# [INSTRUCTIONS TO FOLLOW]
Pull each line containing "limitation" out of the data and copy it.

═══ LISTED ENTRIES ═══

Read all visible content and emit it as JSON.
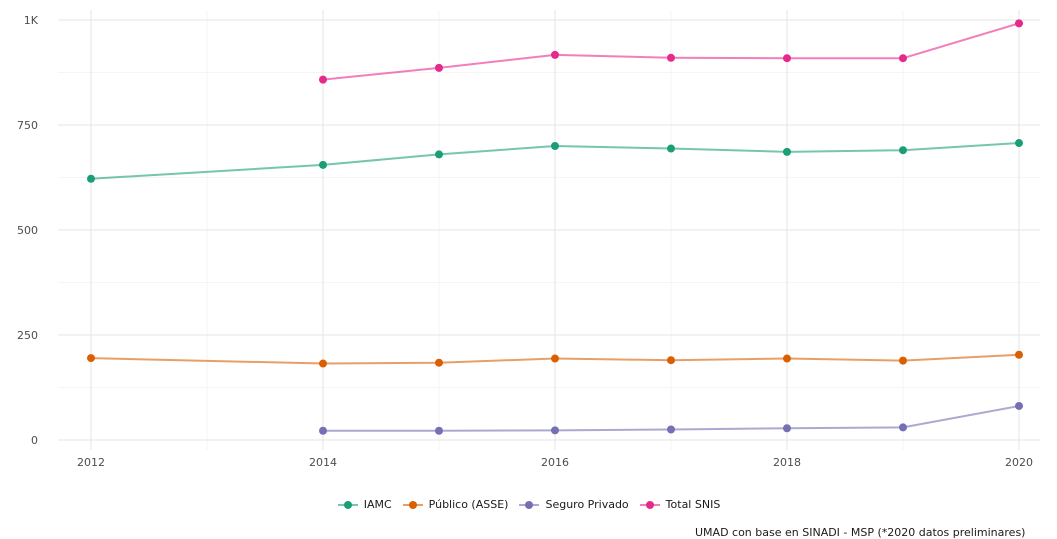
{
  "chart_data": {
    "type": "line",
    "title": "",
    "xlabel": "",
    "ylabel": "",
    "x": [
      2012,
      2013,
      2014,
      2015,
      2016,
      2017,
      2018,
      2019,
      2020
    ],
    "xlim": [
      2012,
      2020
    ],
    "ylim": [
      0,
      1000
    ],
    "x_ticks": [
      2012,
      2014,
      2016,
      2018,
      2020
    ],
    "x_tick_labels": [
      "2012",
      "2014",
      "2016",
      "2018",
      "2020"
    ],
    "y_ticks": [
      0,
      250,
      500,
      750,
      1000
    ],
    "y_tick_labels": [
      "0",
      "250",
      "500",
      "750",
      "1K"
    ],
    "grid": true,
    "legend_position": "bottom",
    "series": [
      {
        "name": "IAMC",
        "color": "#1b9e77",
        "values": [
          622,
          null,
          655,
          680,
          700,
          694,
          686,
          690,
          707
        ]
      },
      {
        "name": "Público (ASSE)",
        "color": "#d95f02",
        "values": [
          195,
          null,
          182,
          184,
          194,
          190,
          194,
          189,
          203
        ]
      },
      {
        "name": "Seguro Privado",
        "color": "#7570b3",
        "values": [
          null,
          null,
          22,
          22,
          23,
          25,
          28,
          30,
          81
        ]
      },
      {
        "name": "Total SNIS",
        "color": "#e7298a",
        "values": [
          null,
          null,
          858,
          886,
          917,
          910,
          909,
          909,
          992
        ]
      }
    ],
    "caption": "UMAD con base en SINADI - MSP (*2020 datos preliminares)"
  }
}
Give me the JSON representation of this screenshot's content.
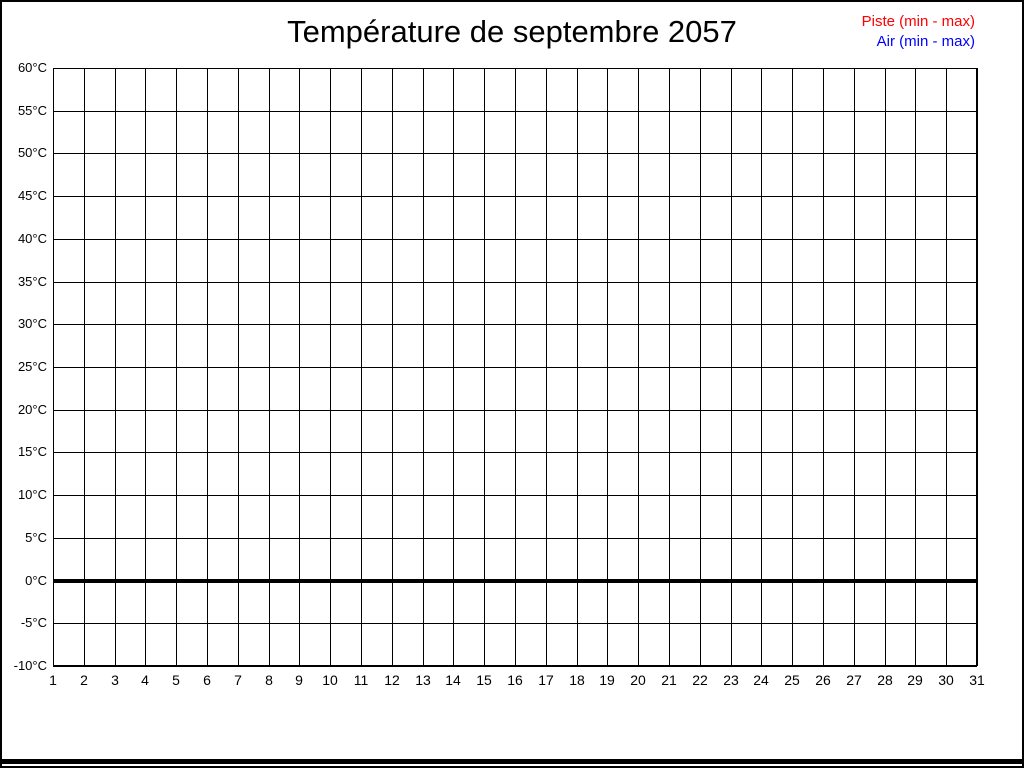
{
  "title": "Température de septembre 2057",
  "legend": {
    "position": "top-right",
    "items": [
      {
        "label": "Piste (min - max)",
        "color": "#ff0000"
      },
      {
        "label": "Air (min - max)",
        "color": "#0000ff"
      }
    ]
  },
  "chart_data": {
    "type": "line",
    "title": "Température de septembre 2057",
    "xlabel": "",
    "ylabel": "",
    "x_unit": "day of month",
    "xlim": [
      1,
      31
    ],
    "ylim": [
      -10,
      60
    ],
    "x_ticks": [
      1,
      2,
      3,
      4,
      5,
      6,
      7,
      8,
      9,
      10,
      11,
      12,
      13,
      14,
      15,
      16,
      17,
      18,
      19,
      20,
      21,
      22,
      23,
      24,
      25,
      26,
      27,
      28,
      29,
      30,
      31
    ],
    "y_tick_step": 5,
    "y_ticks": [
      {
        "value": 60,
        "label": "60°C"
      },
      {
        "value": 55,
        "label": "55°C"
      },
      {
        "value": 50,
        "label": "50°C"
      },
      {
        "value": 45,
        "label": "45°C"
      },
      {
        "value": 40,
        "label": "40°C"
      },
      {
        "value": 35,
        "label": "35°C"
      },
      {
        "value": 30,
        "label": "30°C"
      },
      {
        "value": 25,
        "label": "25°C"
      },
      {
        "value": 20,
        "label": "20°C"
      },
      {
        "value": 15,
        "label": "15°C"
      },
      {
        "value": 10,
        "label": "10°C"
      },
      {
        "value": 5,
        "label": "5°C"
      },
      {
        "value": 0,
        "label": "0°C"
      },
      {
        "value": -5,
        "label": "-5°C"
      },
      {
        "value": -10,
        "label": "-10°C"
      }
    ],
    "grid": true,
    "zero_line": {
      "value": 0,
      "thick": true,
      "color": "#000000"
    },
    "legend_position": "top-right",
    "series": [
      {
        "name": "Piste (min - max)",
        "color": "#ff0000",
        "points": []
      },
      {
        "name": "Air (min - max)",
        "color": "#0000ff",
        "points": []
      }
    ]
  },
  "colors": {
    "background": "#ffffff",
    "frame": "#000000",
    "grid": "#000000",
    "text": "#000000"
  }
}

═══
═══ LISTED ENTRIES ═══

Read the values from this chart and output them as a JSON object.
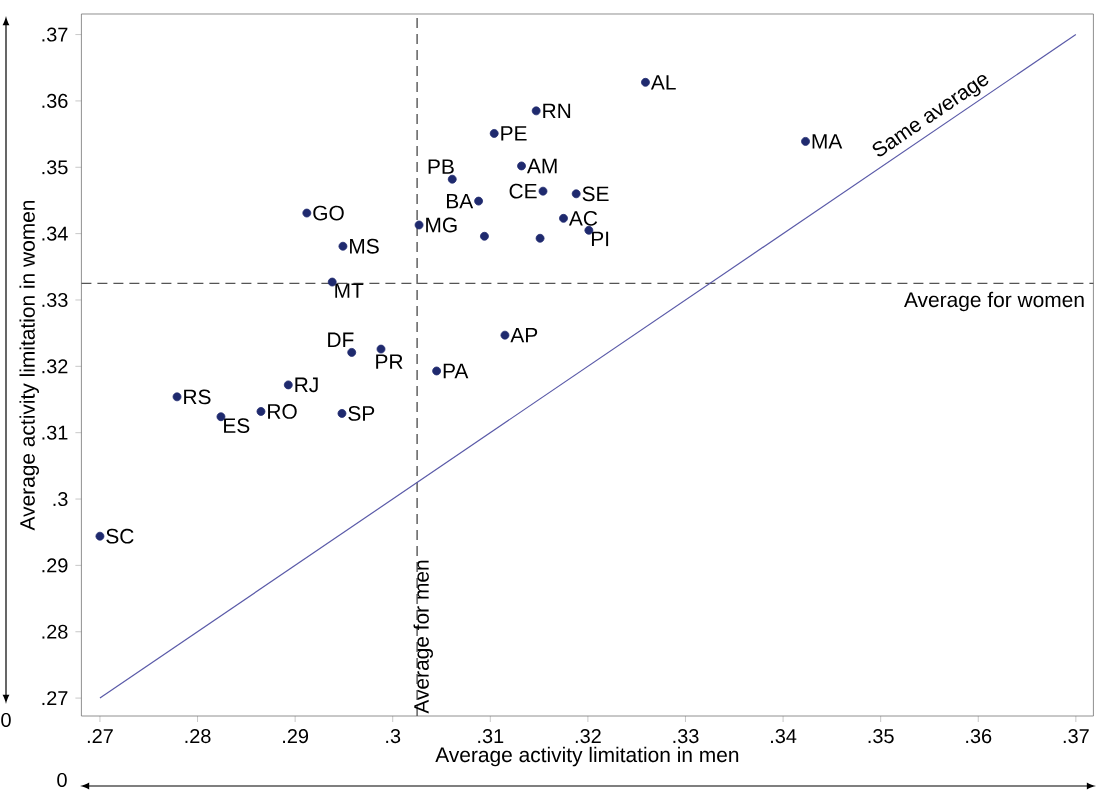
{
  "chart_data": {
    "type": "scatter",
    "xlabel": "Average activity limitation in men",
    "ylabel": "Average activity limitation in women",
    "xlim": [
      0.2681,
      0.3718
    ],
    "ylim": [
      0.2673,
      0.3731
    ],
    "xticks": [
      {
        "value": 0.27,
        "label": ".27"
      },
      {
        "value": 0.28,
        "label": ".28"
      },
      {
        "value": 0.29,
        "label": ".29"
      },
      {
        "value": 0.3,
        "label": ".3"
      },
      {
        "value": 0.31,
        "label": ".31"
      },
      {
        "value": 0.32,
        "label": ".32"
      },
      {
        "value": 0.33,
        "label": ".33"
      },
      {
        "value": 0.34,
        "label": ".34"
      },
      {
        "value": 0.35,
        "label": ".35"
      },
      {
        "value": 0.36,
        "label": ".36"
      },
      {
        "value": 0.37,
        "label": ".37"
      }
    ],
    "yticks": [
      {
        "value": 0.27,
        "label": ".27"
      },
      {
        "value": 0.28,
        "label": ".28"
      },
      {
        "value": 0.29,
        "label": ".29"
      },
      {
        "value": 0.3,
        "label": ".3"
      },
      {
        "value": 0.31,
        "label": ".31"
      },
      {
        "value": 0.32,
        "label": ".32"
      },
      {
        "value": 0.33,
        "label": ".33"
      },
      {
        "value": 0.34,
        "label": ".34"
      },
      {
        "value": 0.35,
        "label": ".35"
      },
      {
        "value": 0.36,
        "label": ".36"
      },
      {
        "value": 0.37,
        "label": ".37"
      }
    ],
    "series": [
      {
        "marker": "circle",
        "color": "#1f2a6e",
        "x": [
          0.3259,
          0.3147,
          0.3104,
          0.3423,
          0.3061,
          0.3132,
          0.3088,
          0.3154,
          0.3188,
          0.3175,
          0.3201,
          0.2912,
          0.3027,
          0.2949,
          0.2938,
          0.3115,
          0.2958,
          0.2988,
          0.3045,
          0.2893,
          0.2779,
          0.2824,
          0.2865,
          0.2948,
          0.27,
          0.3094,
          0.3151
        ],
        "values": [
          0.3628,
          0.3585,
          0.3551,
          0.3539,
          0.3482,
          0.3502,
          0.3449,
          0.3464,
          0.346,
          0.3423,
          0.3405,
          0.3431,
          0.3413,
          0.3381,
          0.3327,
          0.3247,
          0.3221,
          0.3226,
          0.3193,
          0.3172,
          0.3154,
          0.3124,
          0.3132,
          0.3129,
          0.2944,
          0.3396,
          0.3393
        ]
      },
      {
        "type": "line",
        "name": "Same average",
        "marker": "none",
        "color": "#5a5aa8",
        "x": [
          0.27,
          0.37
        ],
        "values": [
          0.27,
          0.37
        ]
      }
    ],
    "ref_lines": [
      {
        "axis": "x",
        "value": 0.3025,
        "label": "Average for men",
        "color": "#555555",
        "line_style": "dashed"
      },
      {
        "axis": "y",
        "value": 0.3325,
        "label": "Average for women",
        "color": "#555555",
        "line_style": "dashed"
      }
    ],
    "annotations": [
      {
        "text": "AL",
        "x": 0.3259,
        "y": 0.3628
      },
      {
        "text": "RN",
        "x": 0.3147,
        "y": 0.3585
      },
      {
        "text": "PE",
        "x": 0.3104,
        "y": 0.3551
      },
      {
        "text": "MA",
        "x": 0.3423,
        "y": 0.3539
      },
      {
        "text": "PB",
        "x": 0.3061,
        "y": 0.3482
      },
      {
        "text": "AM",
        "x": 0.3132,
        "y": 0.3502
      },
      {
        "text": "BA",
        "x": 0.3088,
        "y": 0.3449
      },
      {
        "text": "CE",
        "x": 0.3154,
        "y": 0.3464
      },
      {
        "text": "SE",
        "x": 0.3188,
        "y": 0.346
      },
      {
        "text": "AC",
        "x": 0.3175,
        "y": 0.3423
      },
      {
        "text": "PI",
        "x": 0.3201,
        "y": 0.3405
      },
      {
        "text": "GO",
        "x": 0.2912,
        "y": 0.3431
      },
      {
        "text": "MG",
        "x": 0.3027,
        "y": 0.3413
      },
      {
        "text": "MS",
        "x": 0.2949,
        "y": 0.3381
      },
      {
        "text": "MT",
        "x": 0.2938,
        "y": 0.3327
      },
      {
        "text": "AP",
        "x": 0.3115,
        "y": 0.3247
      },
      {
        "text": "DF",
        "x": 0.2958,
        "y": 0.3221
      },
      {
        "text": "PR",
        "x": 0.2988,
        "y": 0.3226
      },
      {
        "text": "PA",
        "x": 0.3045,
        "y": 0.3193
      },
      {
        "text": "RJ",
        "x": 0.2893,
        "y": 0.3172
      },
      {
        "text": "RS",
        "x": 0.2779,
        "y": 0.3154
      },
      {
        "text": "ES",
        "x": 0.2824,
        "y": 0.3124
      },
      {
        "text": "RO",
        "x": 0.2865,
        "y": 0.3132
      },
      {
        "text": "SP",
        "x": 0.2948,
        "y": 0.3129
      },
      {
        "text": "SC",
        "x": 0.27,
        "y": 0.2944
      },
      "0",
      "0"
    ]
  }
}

═══
═══ LISTED ENTRIES ═══

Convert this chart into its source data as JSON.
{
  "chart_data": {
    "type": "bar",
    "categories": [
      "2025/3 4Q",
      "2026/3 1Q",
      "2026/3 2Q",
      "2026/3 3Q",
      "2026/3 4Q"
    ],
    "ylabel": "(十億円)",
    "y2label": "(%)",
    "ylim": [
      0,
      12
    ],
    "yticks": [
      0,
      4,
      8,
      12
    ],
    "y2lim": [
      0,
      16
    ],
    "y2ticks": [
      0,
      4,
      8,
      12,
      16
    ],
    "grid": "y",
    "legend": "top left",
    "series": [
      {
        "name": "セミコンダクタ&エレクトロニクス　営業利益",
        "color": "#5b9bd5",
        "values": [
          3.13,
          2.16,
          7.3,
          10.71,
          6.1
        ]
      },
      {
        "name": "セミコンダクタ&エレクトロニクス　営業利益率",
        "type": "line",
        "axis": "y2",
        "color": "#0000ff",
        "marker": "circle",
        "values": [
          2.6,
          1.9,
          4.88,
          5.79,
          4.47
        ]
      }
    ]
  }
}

═══

# [FULL SOLUTION]
    "xlabel": "Average activity limitation in men",
    "ylabel": "Average activity limitation in women",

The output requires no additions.